Provided entries:

-- begin --

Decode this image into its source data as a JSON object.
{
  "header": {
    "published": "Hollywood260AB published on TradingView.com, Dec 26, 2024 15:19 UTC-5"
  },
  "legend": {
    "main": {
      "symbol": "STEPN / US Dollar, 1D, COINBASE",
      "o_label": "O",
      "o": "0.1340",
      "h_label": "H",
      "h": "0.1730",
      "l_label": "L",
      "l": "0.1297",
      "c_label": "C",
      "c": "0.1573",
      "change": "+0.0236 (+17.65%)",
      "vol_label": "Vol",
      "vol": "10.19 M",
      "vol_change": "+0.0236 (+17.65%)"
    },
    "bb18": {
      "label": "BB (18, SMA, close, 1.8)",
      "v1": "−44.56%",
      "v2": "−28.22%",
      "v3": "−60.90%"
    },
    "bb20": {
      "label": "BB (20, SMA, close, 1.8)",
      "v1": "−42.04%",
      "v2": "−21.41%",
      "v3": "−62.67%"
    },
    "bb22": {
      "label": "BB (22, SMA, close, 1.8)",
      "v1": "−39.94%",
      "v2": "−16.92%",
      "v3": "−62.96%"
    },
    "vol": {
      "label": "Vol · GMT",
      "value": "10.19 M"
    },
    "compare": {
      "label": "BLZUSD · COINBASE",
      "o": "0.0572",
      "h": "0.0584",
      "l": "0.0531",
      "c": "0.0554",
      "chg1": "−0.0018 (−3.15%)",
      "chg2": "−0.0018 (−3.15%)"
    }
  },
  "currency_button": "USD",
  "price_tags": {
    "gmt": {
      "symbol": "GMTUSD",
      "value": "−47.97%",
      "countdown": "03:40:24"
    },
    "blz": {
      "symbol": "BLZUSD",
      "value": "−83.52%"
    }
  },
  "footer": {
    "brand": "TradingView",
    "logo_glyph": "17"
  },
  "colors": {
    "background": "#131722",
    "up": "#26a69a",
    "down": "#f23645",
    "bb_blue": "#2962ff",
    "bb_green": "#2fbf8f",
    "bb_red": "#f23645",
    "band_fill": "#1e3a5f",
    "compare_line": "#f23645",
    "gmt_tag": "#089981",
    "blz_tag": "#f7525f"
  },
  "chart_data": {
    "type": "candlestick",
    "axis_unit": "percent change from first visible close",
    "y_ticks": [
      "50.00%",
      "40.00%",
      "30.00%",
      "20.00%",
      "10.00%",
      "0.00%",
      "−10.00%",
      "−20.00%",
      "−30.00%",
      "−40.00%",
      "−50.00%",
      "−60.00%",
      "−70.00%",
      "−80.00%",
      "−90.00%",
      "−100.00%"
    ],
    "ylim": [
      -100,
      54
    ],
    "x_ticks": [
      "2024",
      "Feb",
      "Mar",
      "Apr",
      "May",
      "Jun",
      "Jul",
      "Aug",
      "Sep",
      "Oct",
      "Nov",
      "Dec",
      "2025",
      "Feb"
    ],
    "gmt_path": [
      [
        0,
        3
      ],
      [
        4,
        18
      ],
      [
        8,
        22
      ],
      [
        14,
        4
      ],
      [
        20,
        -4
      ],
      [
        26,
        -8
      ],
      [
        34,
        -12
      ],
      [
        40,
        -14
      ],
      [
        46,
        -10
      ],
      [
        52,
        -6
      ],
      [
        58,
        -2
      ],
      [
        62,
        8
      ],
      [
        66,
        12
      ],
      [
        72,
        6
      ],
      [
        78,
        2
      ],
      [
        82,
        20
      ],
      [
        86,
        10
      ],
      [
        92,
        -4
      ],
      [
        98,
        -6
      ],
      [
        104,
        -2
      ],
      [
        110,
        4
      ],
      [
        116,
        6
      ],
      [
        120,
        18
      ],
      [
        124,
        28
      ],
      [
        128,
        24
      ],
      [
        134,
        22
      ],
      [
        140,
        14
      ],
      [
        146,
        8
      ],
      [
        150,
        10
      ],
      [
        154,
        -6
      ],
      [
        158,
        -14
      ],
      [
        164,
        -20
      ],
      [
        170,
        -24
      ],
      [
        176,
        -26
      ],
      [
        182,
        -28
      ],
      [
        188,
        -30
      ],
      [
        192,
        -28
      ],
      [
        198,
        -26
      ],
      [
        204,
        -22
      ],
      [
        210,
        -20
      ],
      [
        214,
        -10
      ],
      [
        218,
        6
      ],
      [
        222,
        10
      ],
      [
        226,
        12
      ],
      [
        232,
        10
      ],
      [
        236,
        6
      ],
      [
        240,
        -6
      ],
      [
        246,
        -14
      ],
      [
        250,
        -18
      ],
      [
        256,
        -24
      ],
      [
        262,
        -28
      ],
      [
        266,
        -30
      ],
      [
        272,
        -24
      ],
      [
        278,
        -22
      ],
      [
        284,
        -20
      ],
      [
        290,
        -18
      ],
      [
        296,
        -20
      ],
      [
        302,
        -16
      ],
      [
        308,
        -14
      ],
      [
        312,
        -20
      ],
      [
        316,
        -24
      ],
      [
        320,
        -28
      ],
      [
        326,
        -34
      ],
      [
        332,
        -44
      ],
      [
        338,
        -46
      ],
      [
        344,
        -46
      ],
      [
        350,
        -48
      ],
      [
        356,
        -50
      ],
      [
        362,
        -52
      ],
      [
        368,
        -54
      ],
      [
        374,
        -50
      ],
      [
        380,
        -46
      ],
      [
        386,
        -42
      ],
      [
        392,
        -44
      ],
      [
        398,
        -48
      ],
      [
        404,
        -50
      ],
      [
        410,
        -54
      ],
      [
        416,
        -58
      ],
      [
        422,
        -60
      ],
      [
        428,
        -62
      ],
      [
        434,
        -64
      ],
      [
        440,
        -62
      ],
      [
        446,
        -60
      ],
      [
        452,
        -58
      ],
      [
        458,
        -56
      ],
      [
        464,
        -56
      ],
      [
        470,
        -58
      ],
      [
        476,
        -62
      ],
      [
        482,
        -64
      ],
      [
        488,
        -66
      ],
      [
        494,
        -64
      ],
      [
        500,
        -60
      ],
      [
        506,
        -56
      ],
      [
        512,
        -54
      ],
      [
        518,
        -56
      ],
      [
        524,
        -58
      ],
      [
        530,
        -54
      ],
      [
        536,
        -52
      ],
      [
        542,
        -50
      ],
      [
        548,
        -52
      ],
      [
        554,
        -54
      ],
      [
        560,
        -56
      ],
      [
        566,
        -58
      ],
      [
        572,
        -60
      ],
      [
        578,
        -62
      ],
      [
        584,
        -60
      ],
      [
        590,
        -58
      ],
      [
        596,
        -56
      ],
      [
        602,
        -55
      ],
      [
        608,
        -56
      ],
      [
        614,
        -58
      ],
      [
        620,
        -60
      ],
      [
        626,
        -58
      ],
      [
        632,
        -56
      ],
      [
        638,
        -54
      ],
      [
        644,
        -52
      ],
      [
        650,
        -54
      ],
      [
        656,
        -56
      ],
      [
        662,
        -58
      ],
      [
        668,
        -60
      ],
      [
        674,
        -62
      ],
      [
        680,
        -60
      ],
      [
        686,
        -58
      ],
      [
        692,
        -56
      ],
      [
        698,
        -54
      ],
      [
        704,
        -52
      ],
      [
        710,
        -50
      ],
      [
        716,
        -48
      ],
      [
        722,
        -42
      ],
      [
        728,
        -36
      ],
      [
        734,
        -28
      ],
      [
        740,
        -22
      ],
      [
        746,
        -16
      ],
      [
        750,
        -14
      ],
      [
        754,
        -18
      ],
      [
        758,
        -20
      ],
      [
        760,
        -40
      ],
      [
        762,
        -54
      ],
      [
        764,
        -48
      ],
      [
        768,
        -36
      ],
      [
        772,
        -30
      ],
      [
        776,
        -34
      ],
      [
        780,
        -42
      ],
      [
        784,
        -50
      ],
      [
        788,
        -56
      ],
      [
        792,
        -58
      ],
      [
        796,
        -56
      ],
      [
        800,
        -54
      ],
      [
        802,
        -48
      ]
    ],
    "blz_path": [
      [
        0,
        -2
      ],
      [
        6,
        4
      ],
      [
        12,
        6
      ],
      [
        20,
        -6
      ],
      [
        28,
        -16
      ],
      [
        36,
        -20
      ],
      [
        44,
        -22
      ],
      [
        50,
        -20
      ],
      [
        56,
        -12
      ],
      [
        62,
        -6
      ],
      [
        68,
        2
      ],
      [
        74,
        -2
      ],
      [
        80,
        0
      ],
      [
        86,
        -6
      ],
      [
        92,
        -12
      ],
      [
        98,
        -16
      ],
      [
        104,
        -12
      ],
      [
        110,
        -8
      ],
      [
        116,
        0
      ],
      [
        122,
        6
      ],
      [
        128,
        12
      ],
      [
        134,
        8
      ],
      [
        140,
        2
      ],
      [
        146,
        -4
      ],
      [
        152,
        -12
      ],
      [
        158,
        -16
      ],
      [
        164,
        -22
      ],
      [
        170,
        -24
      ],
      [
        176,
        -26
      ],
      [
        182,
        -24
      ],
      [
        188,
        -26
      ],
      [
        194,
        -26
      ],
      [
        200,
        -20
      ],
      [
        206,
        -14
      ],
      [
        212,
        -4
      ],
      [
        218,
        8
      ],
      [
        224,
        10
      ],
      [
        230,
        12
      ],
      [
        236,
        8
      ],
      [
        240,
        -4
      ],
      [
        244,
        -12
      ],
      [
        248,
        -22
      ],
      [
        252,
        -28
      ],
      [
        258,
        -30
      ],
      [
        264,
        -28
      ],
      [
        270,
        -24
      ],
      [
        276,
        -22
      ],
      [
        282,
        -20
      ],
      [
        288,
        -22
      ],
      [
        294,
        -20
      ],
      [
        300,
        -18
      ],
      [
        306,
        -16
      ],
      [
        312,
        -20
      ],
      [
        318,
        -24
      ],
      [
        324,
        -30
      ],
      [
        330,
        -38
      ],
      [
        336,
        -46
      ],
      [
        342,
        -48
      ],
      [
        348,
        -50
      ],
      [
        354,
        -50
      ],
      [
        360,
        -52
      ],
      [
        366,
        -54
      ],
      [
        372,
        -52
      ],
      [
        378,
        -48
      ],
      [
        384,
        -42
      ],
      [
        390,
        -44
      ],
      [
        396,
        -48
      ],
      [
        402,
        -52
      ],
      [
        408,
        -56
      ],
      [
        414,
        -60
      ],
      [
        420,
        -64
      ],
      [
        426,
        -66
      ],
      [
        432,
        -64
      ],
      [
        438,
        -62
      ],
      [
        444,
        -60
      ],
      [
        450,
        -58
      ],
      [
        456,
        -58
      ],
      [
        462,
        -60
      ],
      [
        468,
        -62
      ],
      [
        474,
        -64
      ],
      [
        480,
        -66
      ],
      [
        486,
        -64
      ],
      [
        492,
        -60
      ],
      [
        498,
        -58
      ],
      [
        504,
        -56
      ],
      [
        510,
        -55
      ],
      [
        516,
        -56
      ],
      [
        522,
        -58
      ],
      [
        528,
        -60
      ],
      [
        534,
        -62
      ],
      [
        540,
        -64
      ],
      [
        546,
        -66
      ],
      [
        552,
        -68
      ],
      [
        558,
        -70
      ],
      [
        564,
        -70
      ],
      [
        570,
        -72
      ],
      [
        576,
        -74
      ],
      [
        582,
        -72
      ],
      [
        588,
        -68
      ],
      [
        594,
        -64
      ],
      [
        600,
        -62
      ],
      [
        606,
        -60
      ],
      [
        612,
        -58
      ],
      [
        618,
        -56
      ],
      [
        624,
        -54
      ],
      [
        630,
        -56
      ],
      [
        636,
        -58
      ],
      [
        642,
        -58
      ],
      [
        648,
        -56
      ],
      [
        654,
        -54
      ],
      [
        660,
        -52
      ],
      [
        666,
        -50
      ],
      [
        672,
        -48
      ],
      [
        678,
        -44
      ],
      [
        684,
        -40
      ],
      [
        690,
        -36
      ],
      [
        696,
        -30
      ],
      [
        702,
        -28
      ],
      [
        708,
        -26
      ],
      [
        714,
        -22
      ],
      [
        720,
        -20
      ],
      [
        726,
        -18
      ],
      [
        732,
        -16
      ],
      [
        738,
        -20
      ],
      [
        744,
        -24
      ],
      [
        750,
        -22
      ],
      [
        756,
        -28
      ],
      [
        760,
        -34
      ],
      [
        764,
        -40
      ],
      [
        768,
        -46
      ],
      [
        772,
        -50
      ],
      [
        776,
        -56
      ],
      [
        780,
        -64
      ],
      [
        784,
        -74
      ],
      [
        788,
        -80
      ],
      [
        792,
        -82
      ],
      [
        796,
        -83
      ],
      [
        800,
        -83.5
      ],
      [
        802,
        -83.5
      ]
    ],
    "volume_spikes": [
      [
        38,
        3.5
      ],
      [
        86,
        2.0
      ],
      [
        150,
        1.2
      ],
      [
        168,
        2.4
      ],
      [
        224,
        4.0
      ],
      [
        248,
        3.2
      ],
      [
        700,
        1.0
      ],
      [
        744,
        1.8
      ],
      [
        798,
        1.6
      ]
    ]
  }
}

-- end --

Your goal: Lines containing the word "TradingView" are to be counted in the listing; state their number alone.

Completed task: 2